> [Selected extract]:
'''

Debt Strategy Story
I Paid Off $18,000 in Debt in 14 Months — Here's the Math
Priya had $18,200 across four accounts and was on track to pay $6,600 in interest over five years. Here's the exact payoff strategy — and the calculator that showed her the way out.
Published May 19, 2026 | Updated May 19, 2026
Priya didn't have a spending problem. She had an accumulation problem.
Over three years, she'd put a kitchen renovation on a home equity line, financed a new laptop for freelance work, and carried a balance on two credit cards through a period when her income was inconsistent. Each decision made sense at the time. Together, they added up to $18,200 in debt spread across four accounts — and a combined minimum payment of $490 a month that felt like it was going nowhere.
She wasn't panicking. But she was tired of watching the balances barely move.
In January, she opened a debt payoff calculator and entered her numbers for the first time. What she saw made her completely restructure her approach.
The Minimum Payment Trap
Before running any scenarios, Priya wanted to understand where she actually stood. She entered each account separately.

'''

> [Directive 1]: Copy out the part of the debt payoff story starting with "In January, she" and going on through "restructure her approach.".
> [Directive 2]: Render the lines of the rows below, starting with the line with "92, 292, 100]" and going on through the line with "93, 199, 100]", as a JSON list of strings, one string per line, with blank lines left out.

> [Material provided]:
'''

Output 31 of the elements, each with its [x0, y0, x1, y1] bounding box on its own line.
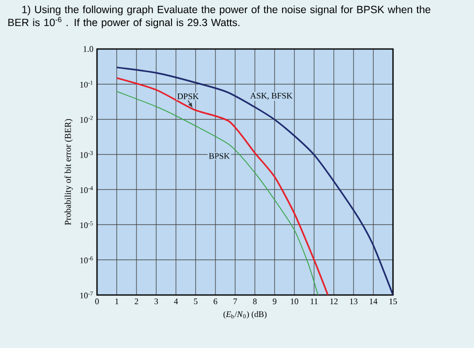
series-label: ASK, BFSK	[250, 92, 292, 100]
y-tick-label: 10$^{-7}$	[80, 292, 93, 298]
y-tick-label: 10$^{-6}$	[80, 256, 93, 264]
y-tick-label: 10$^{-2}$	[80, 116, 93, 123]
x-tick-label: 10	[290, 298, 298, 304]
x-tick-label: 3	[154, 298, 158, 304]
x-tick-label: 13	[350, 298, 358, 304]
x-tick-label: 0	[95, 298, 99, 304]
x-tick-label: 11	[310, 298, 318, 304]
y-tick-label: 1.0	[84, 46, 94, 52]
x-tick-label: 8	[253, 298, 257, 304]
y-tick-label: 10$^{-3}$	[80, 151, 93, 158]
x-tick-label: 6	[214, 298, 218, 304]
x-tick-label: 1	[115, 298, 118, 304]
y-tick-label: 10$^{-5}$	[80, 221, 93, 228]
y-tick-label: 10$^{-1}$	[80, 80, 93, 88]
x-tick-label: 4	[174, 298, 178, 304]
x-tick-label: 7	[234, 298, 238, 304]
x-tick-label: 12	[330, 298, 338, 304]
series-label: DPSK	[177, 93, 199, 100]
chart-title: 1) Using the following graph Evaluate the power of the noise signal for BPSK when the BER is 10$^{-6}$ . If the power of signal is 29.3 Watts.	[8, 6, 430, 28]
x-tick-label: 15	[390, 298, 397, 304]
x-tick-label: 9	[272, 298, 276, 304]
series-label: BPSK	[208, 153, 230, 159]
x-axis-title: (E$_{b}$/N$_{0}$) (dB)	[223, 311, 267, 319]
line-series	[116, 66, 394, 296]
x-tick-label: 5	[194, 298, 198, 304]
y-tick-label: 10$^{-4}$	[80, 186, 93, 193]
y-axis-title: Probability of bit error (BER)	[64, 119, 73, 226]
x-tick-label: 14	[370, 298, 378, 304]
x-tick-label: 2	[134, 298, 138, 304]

'''

> [Correct result 1]:
In January, she opened a debt payoff calculator and entered her numbers for the first time. What she saw made her completely restructure her approach.

> [Correct result 2]:
[
  "series-label: ASK, BFSK\t[250, 92, 292, 100]",
  "y-tick-label: 10$^{-7}$\t[80, 292, 93, 298]",
  "y-tick-label: 10$^{-6}$\t[80, 256, 93, 264]",
  "y-tick-label: 10$^{-2}$\t[80, 116, 93, 123]",
  "x-tick-label: 10\t[290, 298, 298, 304]",
  "x-tick-label: 3\t[154, 298, 158, 304]",
  "x-tick-label: 13\t[350, 298, 358, 304]",
  "x-tick-label: 0\t[95, 298, 99, 304]",
  "x-tick-label: 11\t[310, 298, 318, 304]",
  "y-tick-label: 1.0\t[84, 46, 94, 52]",
  "x-tick-label: 8\t[253, 298, 257, 304]",
  "y-tick-label: 10$^{-3}$\t[80, 151, 93, 158]",
  "x-tick-label: 6\t[214, 298, 218, 304]",
  "x-tick-label: 1\t[115, 298, 118, 304]",
  "y-tick-label: 10$^{-5}$\t[80, 221, 93, 228]",
  "y-tick-label: 10$^{-1}$\t[80, 80, 93, 88]",
  "x-tick-label: 4\t[174, 298, 178, 304]",
  "x-tick-label: 7\t[234, 298, 238, 304]",
  "x-tick-label: 12\t[330, 298, 338, 304]",
  "series-label: DPSK\t[177, 93, 199, 100]"
]